— START Record extracts —

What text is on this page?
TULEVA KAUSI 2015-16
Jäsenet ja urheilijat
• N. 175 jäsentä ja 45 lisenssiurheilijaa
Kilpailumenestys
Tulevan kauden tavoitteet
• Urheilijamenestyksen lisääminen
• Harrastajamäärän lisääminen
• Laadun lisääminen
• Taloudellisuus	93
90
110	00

— END Record extracts —

**Written task:**
Each line containing the word "lisääminen" counts once; say how many such lines there are, giving only the number.

**Response to the exercise:**
3